_What needs to be done_: Without further comment, state how many lines in the listing below contain the word "ดำเน".
-*-
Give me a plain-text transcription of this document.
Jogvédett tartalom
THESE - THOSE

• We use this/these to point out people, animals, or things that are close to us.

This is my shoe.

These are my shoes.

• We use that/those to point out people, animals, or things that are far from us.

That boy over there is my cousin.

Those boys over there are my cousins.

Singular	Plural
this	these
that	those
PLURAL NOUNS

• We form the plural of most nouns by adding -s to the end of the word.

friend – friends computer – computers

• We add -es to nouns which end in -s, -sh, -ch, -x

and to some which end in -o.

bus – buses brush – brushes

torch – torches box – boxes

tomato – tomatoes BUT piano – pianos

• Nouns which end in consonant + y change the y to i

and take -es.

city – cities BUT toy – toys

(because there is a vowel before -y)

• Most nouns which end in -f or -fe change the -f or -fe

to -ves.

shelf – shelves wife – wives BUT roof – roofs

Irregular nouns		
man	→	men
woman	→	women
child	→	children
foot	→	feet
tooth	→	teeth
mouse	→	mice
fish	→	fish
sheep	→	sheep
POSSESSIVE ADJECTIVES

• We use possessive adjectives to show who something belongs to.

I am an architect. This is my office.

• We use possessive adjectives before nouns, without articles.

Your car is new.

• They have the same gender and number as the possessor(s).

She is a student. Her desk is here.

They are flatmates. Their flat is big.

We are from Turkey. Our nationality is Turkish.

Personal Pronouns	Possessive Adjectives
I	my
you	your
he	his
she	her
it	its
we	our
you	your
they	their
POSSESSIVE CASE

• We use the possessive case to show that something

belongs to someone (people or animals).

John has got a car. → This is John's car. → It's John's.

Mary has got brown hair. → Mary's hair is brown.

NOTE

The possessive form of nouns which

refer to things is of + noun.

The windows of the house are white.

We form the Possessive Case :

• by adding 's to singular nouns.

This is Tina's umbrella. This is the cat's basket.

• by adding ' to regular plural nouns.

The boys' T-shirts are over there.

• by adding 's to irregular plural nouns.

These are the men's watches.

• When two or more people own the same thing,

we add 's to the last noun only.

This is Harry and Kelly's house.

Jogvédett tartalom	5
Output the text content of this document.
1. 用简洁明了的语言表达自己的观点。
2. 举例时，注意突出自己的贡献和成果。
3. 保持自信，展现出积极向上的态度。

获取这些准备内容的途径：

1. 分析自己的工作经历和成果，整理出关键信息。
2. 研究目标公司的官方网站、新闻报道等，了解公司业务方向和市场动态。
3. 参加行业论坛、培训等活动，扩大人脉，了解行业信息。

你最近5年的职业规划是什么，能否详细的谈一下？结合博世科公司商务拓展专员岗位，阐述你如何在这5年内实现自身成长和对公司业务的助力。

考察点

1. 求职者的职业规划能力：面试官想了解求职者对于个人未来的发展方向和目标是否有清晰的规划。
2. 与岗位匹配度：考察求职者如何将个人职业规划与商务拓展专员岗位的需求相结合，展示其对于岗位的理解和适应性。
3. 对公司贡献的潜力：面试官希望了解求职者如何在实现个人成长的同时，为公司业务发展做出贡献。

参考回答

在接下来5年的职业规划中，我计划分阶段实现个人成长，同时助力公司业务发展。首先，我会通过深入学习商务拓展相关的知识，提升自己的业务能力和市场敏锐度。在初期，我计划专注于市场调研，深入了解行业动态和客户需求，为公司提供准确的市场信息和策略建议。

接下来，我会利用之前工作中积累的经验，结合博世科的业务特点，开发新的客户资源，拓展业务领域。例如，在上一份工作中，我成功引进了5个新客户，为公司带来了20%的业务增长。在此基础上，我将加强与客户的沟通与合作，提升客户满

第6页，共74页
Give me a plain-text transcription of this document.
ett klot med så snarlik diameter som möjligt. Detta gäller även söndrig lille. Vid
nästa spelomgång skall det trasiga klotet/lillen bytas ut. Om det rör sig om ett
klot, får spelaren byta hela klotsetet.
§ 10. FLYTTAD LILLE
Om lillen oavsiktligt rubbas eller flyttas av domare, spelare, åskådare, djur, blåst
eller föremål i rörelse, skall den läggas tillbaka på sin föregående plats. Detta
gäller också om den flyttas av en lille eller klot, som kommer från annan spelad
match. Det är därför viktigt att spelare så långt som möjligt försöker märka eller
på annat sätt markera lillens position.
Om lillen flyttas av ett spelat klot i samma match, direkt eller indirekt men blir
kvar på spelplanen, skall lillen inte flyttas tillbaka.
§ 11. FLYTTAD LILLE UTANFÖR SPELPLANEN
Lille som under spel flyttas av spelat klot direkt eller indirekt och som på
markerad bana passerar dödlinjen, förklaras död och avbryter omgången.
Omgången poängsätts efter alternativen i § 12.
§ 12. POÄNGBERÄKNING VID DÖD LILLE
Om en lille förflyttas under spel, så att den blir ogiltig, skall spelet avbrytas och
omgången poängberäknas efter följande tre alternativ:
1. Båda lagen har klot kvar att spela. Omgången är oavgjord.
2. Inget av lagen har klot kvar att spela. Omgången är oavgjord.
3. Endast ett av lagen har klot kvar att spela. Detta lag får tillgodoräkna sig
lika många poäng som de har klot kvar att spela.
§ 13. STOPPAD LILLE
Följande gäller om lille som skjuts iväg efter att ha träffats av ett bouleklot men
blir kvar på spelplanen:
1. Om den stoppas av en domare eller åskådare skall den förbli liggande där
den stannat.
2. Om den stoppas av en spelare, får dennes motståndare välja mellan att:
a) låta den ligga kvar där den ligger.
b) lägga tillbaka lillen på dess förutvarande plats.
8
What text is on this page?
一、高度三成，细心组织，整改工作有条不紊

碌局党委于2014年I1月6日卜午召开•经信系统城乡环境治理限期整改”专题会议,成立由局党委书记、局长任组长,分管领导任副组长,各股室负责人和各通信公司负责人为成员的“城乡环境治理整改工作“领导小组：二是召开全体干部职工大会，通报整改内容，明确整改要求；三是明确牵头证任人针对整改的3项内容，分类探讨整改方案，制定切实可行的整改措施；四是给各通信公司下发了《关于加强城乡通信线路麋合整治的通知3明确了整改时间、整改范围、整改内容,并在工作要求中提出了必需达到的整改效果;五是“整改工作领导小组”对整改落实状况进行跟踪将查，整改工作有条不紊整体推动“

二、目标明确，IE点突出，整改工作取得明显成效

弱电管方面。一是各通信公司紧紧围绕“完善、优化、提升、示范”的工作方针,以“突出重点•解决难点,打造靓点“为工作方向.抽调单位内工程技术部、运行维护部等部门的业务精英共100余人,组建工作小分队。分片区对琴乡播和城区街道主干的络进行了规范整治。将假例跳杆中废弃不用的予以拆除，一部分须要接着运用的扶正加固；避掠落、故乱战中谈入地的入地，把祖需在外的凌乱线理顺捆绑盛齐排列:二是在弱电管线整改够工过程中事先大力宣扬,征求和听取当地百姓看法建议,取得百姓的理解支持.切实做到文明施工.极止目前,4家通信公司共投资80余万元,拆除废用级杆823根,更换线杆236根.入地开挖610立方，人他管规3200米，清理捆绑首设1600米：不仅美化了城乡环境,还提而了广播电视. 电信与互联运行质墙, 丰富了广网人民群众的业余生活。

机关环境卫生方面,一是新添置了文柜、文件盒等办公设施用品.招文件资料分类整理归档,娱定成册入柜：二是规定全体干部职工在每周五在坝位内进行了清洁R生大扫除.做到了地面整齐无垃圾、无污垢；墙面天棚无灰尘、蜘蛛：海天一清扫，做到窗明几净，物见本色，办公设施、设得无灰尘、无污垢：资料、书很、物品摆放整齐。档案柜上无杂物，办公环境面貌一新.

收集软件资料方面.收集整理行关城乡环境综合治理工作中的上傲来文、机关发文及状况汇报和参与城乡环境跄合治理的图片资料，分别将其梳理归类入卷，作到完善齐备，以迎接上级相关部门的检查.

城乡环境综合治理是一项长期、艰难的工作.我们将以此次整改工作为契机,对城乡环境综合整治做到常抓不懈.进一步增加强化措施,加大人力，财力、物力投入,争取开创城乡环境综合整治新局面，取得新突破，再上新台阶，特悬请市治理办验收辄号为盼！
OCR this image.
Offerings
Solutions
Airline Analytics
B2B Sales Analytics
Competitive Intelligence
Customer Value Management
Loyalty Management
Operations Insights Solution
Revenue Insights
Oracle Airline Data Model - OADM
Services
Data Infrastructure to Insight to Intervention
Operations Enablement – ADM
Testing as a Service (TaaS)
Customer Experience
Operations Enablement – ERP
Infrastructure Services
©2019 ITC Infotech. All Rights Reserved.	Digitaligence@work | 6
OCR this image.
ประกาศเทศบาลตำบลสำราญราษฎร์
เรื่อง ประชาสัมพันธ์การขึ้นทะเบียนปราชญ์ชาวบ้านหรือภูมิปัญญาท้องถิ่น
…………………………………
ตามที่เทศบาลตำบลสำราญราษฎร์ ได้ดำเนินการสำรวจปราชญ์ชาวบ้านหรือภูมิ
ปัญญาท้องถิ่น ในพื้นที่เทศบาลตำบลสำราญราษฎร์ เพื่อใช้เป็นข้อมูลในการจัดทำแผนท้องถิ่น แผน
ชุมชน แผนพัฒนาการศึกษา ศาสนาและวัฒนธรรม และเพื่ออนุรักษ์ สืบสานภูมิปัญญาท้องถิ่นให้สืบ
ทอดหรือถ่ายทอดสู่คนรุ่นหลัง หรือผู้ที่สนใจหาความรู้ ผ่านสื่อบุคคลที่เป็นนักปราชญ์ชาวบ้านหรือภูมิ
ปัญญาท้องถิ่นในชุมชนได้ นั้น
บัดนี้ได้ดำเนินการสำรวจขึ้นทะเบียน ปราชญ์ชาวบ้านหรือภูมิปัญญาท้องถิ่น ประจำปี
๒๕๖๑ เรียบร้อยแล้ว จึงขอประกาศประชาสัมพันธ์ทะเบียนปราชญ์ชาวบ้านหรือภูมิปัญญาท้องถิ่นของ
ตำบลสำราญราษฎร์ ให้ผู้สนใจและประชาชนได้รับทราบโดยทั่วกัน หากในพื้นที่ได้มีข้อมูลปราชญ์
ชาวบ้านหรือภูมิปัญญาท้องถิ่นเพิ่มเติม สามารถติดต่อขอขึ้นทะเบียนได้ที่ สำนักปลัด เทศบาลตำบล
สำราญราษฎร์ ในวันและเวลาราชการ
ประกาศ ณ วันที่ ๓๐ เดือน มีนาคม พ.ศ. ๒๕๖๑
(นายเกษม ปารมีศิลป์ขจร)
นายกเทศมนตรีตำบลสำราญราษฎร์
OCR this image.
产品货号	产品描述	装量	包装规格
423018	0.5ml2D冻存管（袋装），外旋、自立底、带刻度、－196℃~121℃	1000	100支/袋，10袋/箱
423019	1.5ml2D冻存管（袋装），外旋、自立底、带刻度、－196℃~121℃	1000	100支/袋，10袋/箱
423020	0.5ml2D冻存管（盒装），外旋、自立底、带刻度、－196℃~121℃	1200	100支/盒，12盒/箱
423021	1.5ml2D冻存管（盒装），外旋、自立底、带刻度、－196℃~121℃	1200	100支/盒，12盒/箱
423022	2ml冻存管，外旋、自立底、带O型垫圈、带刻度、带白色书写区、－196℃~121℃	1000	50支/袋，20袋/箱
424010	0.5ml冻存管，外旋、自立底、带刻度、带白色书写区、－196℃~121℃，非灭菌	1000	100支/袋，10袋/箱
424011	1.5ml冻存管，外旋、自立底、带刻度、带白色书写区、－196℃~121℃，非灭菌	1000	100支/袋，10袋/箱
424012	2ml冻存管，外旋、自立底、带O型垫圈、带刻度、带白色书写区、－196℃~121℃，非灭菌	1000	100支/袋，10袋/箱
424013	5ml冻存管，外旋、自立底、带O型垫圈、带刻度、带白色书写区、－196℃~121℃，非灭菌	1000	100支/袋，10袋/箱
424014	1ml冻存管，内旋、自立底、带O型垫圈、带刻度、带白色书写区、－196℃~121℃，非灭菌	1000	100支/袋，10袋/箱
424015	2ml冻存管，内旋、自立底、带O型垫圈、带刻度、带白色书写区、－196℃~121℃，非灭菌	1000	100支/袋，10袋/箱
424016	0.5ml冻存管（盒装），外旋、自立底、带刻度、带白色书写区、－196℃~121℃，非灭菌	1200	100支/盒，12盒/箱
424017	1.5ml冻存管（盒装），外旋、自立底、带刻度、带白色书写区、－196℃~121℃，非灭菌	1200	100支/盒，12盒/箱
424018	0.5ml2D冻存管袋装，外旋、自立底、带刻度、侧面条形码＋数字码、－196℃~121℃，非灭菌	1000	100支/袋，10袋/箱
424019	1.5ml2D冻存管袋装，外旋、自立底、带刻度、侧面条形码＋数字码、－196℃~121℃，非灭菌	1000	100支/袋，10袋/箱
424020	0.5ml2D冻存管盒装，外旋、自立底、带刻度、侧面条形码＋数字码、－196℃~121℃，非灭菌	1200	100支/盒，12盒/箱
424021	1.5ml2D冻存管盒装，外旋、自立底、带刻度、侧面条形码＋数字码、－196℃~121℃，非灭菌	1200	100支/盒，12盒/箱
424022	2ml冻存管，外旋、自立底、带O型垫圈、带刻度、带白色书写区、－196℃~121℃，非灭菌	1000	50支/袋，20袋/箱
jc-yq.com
-*-
_Answer to the problem_: 2